[Recorded data]
>> START
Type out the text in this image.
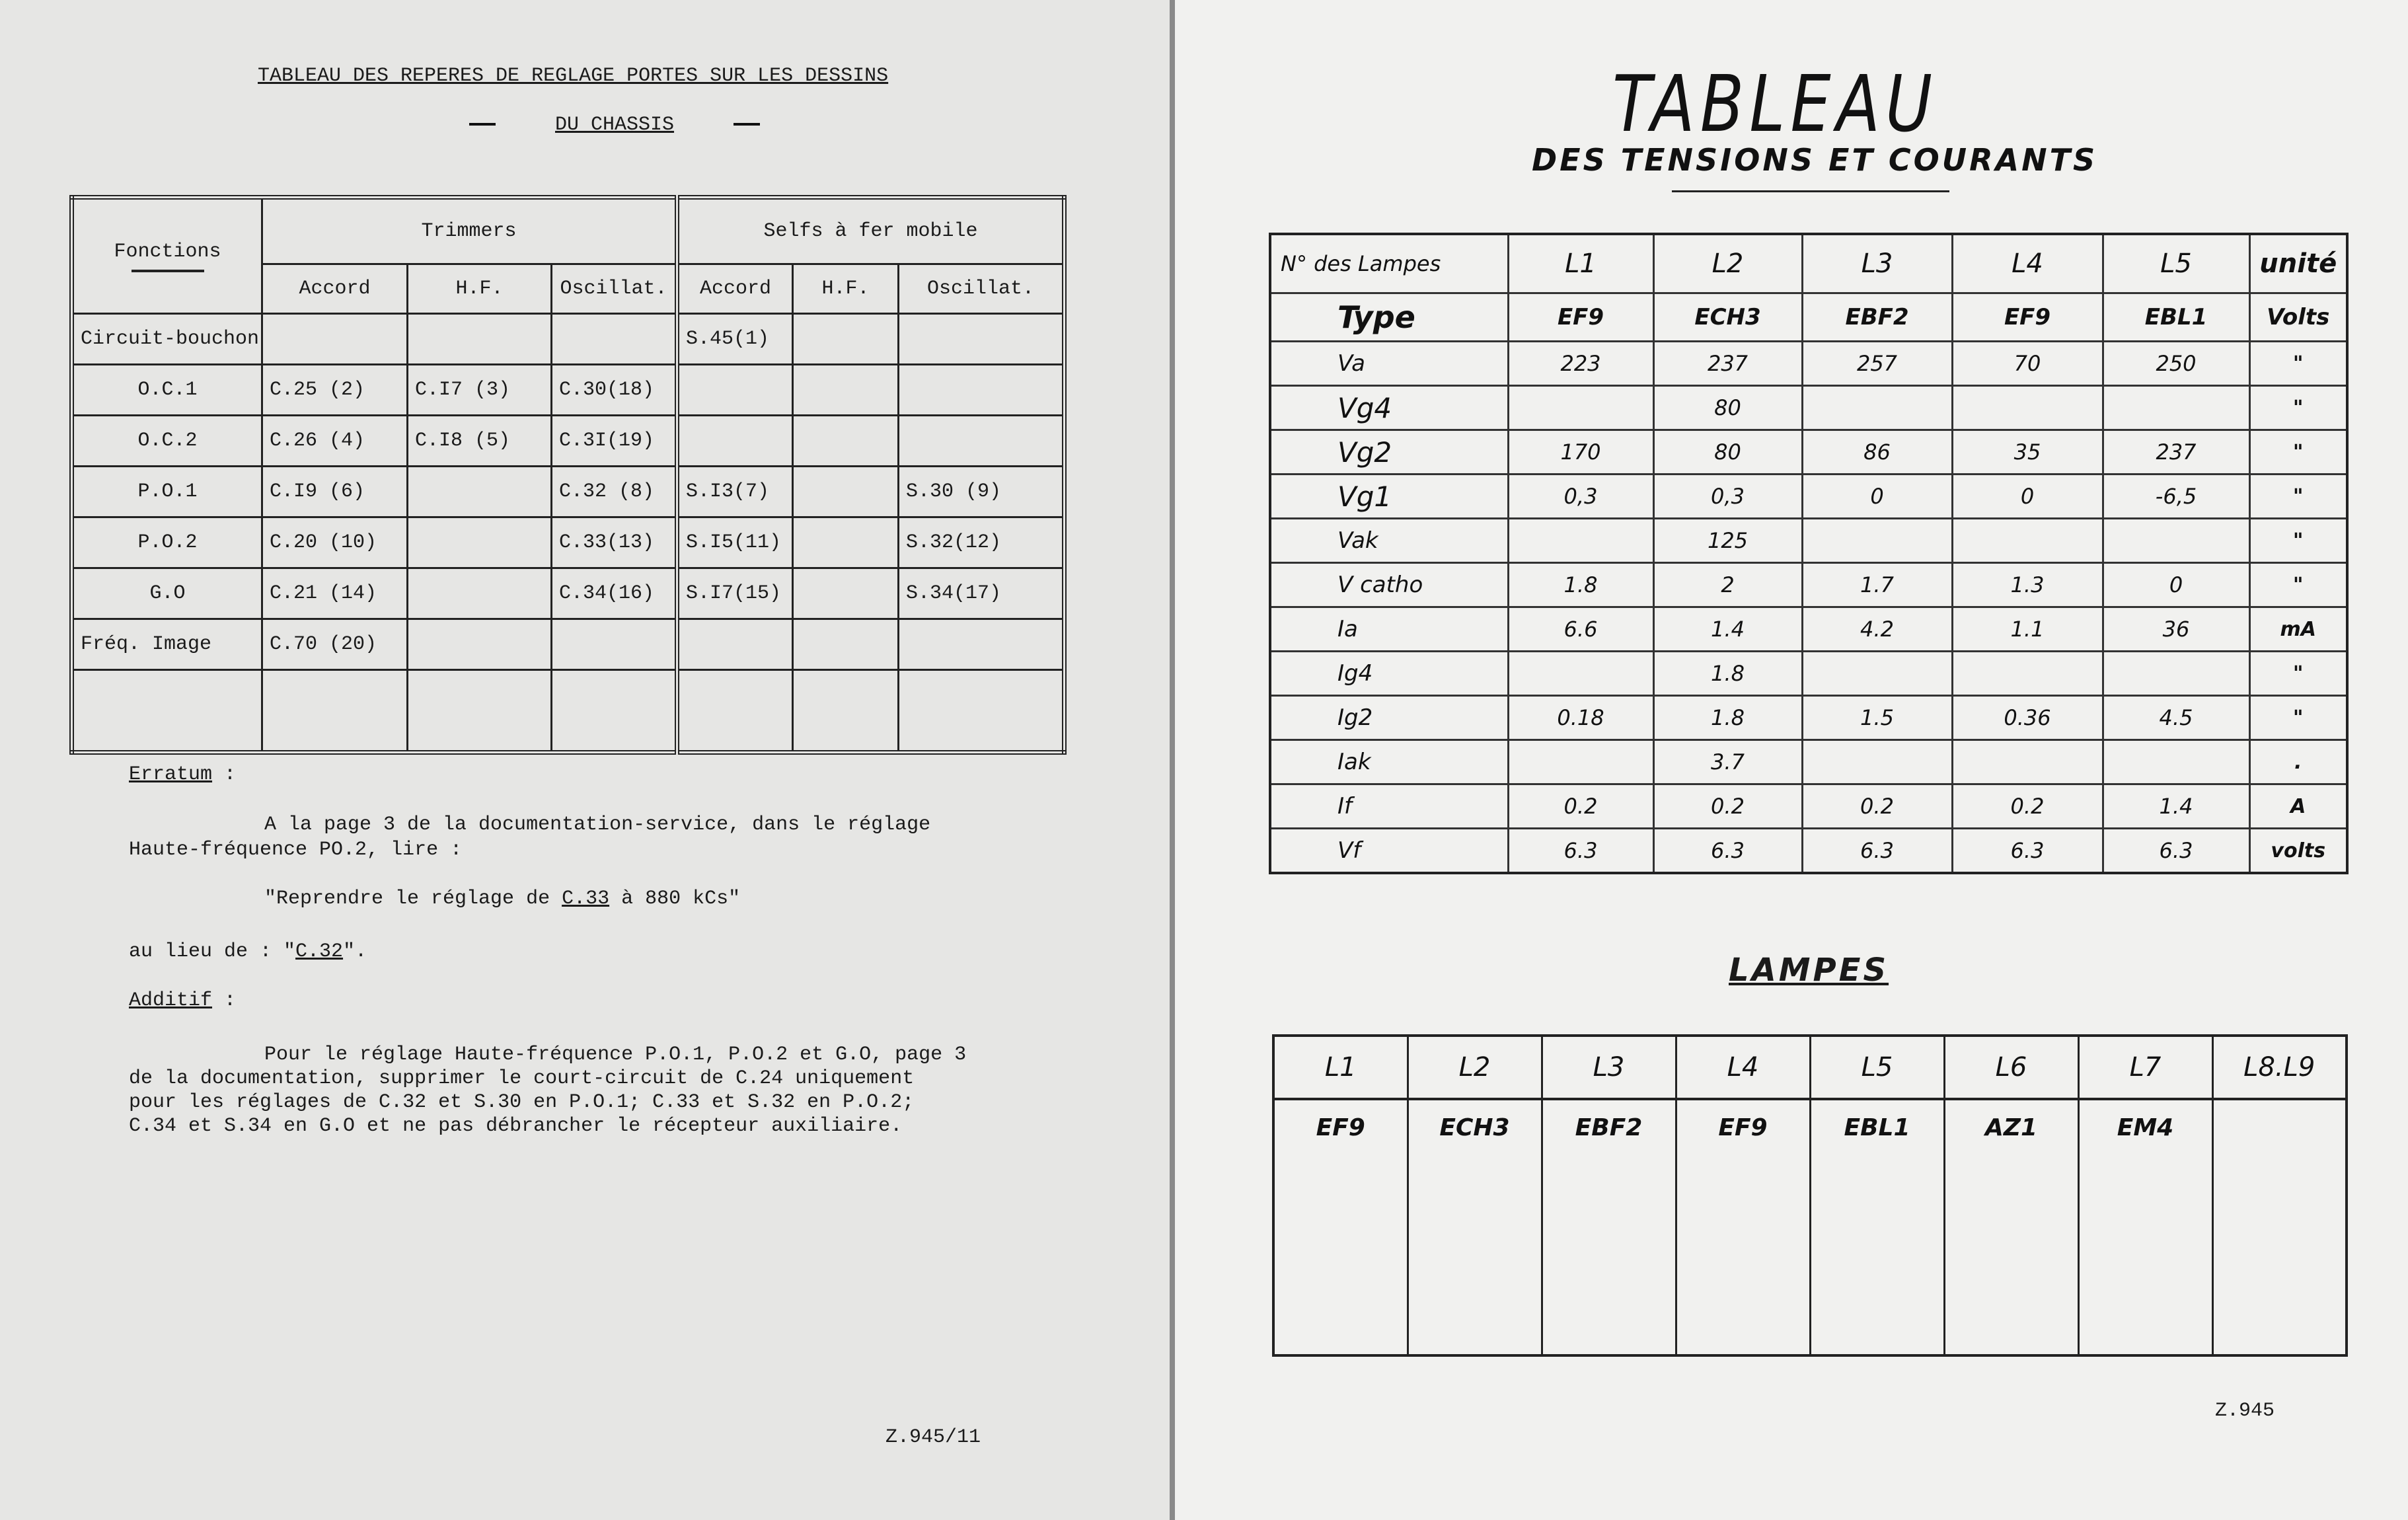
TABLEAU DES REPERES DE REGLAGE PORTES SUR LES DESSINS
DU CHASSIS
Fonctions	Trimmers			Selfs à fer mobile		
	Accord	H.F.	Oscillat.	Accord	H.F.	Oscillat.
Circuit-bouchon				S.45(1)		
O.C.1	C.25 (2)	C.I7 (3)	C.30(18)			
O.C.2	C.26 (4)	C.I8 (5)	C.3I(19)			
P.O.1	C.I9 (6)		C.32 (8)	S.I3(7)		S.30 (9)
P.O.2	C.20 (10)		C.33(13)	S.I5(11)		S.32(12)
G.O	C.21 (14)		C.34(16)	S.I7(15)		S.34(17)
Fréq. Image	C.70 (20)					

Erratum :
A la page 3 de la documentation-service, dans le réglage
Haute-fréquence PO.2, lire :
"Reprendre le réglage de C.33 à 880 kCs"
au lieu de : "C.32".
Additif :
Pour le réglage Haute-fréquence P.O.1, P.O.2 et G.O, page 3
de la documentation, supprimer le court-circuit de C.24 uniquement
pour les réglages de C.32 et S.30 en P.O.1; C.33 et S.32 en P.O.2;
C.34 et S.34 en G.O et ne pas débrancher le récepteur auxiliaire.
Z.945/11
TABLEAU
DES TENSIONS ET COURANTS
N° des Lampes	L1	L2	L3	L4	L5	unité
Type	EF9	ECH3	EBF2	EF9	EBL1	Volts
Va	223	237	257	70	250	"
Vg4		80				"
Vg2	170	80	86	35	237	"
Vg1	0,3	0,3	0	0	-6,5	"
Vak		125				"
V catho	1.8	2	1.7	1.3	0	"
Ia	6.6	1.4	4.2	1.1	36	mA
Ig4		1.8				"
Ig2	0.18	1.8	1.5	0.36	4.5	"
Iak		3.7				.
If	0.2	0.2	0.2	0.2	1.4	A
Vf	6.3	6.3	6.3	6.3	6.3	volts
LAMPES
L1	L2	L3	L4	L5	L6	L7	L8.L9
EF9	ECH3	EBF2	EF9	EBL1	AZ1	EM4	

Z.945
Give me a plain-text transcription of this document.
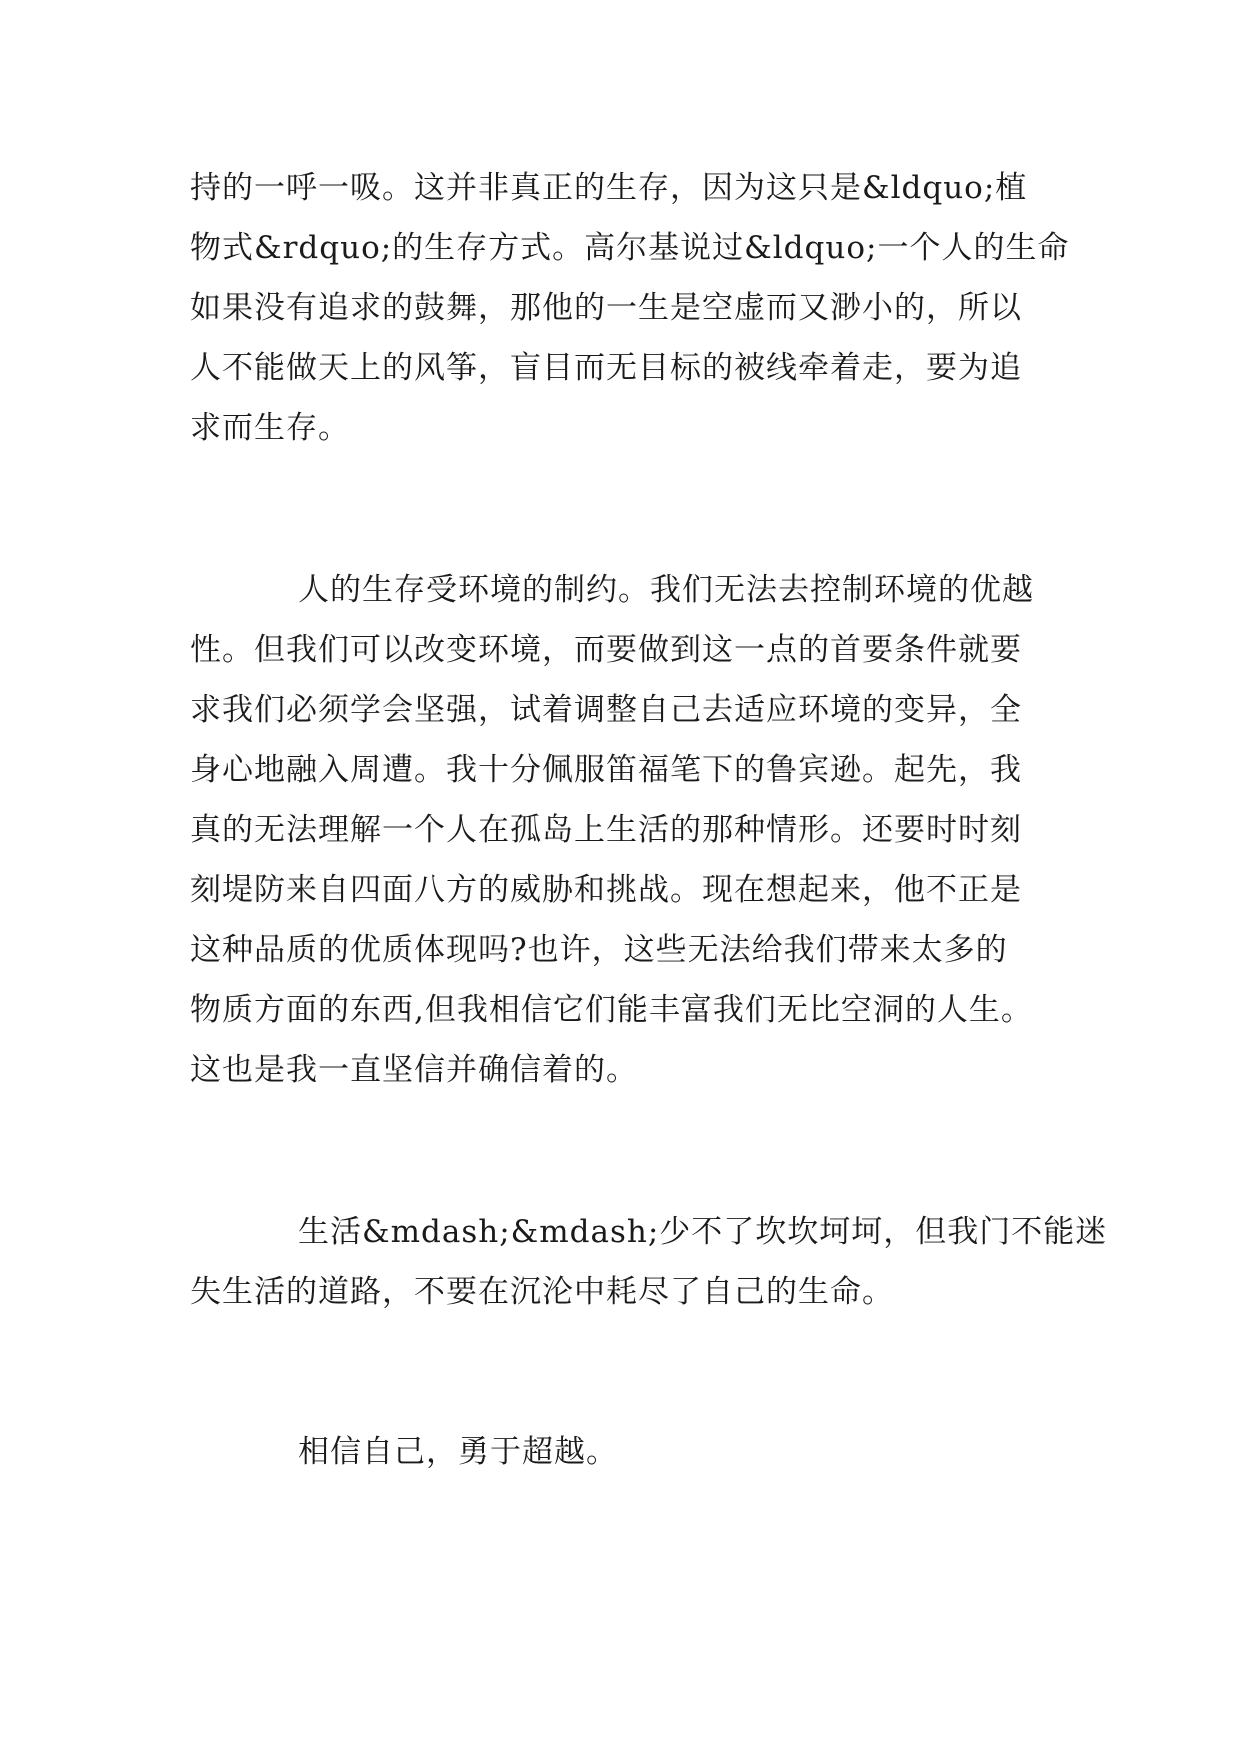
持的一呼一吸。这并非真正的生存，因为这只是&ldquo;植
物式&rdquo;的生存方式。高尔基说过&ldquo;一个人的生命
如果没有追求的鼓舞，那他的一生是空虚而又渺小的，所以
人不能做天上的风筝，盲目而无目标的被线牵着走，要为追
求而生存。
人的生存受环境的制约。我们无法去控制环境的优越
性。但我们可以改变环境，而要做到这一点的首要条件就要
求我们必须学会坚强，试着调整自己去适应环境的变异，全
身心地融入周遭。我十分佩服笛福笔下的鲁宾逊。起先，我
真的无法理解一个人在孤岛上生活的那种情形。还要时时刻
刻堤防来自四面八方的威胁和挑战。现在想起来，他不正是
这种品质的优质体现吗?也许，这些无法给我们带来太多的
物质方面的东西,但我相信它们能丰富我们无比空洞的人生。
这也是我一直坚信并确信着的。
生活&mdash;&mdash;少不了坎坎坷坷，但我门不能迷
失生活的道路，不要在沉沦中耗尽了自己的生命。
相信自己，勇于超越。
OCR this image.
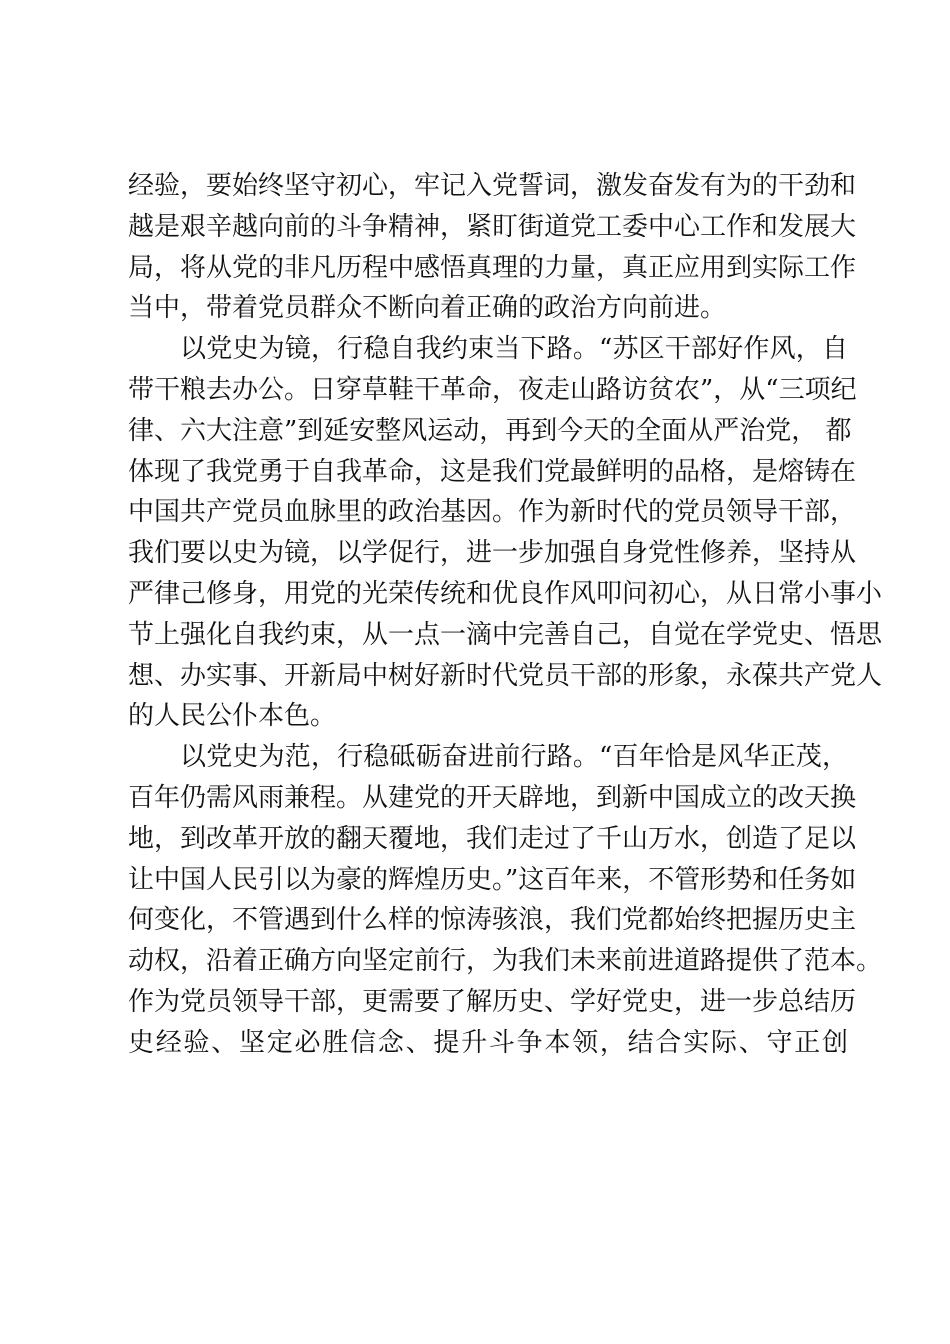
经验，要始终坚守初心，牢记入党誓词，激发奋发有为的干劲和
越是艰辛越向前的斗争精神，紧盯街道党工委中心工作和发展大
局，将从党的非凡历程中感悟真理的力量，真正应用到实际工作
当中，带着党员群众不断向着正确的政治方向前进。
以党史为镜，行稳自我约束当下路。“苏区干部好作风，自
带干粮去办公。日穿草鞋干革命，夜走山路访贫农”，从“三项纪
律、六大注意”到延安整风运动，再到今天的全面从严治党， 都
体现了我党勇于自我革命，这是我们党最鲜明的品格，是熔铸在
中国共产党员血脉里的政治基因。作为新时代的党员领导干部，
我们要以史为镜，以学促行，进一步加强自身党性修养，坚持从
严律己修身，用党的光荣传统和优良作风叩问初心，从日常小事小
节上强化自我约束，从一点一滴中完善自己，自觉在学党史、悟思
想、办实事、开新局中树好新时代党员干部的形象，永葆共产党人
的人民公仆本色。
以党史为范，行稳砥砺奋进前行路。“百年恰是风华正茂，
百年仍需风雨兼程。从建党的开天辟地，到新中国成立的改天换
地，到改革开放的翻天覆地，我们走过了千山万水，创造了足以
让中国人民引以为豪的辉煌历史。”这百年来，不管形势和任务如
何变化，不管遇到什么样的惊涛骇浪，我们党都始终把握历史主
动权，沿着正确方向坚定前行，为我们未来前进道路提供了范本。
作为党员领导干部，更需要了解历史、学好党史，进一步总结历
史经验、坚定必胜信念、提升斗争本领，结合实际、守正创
>> END
Give again, unchanged, only the lines from the line containing "OCR this image." to the last line of the records above. Pictures do not belong in the copy.

■ Expected answer ■
OCR this image.
经验，要始终坚守初心，牢记入党誓词，激发奋发有为的干劲和
越是艰辛越向前的斗争精神，紧盯街道党工委中心工作和发展大
局，将从党的非凡历程中感悟真理的力量，真正应用到实际工作
当中，带着党员群众不断向着正确的政治方向前进。
以党史为镜，行稳自我约束当下路。“苏区干部好作风，自
带干粮去办公。日穿草鞋干革命，夜走山路访贫农”，从“三项纪
律、六大注意”到延安整风运动，再到今天的全面从严治党， 都
体现了我党勇于自我革命，这是我们党最鲜明的品格，是熔铸在
中国共产党员血脉里的政治基因。作为新时代的党员领导干部，
我们要以史为镜，以学促行，进一步加强自身党性修养，坚持从
严律己修身，用党的光荣传统和优良作风叩问初心，从日常小事小
节上强化自我约束，从一点一滴中完善自己，自觉在学党史、悟思
想、办实事、开新局中树好新时代党员干部的形象，永葆共产党人
的人民公仆本色。
以党史为范，行稳砥砺奋进前行路。“百年恰是风华正茂，
百年仍需风雨兼程。从建党的开天辟地，到新中国成立的改天换
地，到改革开放的翻天覆地，我们走过了千山万水，创造了足以
让中国人民引以为豪的辉煌历史。”这百年来，不管形势和任务如
何变化，不管遇到什么样的惊涛骇浪，我们党都始终把握历史主
动权，沿着正确方向坚定前行，为我们未来前进道路提供了范本。
作为党员领导干部，更需要了解历史、学好党史，进一步总结历
史经验、坚定必胜信念、提升斗争本领，结合实际、守正创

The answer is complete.